### EXERCISES TO COMPLETE:
(a) Translate the sentence "second one is field and length is 3" from the arrays question into Spanish.
(b) Based on the arrays question, answer yes or no to each statement, quoting the words from the question that decide it: (i) The first array, customFields, has a length of 2. (ii) The second object in customFields has labelShown set to "labels". (iii) The array field has a length of 2.

### EXTRACT:
★ ★ ★ ★ ★

4

i have two arrays like this. first array is customFields and length is 2

var customFields = [  
   {  
      "$$hashKey":"object:259",
      "fields":[  

      ],
      "id":0.84177744416334,
      "inputType":"number",
      "labelShown":"item",
      "type":"textBox",
      "value":"222222"
   },
   {  
      "$$hashKey":"object:260",
      "fields":[  
         "as",
         "dd",
         "asd"
      ],
      "id":0.51091342118417,
      "inputType":"",
      "labelShown":"labels",
      "type":"selectBox",
      "value":"dd"
   }
]

second one is field and length is 3

var field = [  
   {  
      "fields":[  

      ],
      "id":0.84177744416334,
      "inputType":"number",
      "labelShown":"item",
      "type":"textBox"
   },
   {  
      "fields":[  
         "as",
         "dd",
         "asd"

★ ★ ★ ★ ★

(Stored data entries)
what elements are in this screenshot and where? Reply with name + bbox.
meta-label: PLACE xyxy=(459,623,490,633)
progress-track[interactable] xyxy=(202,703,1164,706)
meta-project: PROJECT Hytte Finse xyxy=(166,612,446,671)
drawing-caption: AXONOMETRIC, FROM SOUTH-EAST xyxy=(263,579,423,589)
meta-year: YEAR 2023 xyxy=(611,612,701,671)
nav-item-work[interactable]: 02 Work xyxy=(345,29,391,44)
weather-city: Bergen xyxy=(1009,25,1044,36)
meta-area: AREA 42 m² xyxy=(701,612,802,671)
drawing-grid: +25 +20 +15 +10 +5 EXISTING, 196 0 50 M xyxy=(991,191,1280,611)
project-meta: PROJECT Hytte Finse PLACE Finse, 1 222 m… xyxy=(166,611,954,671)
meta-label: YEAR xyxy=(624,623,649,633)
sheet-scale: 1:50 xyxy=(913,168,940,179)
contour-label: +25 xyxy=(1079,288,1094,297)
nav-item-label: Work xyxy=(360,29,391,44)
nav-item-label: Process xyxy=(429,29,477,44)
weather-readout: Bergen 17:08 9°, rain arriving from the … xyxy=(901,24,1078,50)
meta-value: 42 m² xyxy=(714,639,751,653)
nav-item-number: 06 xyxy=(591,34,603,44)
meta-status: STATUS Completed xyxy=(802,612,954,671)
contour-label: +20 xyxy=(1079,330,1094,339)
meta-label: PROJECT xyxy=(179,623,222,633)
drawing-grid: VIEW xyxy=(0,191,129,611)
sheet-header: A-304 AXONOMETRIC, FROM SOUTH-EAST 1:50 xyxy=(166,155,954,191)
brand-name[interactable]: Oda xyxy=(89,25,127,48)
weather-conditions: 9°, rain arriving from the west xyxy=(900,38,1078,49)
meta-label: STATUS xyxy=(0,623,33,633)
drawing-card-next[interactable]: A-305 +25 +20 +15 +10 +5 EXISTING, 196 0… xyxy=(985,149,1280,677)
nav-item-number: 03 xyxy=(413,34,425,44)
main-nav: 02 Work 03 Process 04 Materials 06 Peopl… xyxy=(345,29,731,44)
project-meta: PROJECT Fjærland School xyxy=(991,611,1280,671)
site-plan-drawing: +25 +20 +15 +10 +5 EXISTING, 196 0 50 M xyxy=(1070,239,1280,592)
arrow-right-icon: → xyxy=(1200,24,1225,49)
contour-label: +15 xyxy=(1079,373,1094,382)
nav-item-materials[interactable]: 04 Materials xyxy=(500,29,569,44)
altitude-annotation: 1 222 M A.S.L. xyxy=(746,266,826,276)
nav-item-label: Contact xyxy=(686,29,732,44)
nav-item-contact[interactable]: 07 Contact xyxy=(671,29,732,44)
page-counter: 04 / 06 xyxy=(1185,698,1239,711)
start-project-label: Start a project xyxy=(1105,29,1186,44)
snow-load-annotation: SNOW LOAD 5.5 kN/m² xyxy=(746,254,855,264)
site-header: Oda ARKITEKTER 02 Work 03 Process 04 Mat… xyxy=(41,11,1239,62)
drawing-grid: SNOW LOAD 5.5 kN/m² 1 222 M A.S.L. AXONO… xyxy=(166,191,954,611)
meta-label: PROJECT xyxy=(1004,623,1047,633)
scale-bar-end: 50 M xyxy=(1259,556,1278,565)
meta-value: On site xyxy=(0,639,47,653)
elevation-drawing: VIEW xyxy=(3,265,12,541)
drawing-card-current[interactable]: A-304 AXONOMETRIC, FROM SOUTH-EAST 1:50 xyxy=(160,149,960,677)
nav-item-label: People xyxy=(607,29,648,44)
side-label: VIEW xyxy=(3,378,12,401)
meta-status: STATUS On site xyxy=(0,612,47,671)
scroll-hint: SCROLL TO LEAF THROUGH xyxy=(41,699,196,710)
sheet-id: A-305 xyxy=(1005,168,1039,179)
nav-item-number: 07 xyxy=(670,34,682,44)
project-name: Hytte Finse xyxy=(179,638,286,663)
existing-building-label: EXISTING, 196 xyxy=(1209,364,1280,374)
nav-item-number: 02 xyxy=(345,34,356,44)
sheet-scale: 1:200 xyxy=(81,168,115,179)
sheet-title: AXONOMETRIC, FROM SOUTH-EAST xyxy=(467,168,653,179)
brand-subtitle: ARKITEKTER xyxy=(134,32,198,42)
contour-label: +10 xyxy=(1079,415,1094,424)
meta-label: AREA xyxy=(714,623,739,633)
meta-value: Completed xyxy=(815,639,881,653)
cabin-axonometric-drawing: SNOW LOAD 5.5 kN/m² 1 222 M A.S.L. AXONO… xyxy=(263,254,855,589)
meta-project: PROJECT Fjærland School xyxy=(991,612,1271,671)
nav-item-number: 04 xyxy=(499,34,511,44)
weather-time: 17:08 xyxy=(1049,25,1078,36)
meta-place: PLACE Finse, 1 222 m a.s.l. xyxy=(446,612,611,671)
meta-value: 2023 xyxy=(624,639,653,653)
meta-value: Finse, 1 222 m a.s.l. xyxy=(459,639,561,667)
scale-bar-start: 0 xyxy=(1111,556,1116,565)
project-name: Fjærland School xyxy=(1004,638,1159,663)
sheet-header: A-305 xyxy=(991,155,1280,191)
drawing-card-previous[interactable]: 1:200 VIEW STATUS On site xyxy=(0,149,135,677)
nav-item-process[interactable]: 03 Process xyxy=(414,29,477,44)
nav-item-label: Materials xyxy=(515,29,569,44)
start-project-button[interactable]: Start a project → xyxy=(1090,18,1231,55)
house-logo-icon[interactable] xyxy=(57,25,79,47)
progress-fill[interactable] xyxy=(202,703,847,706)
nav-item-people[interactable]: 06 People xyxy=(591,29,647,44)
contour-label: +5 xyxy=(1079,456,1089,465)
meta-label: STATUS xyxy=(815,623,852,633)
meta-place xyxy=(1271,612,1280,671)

★ ★ ★ ★ ★

### SOLUTIONS FOR EACH TASK:
(a) La segunda es field y su longitud es 3.

(b)
(i) Yes: "first array is customFields and length is 2"
(ii) Yes: "labelShown":"labels"
(iii) No: "second one is field and length is 3"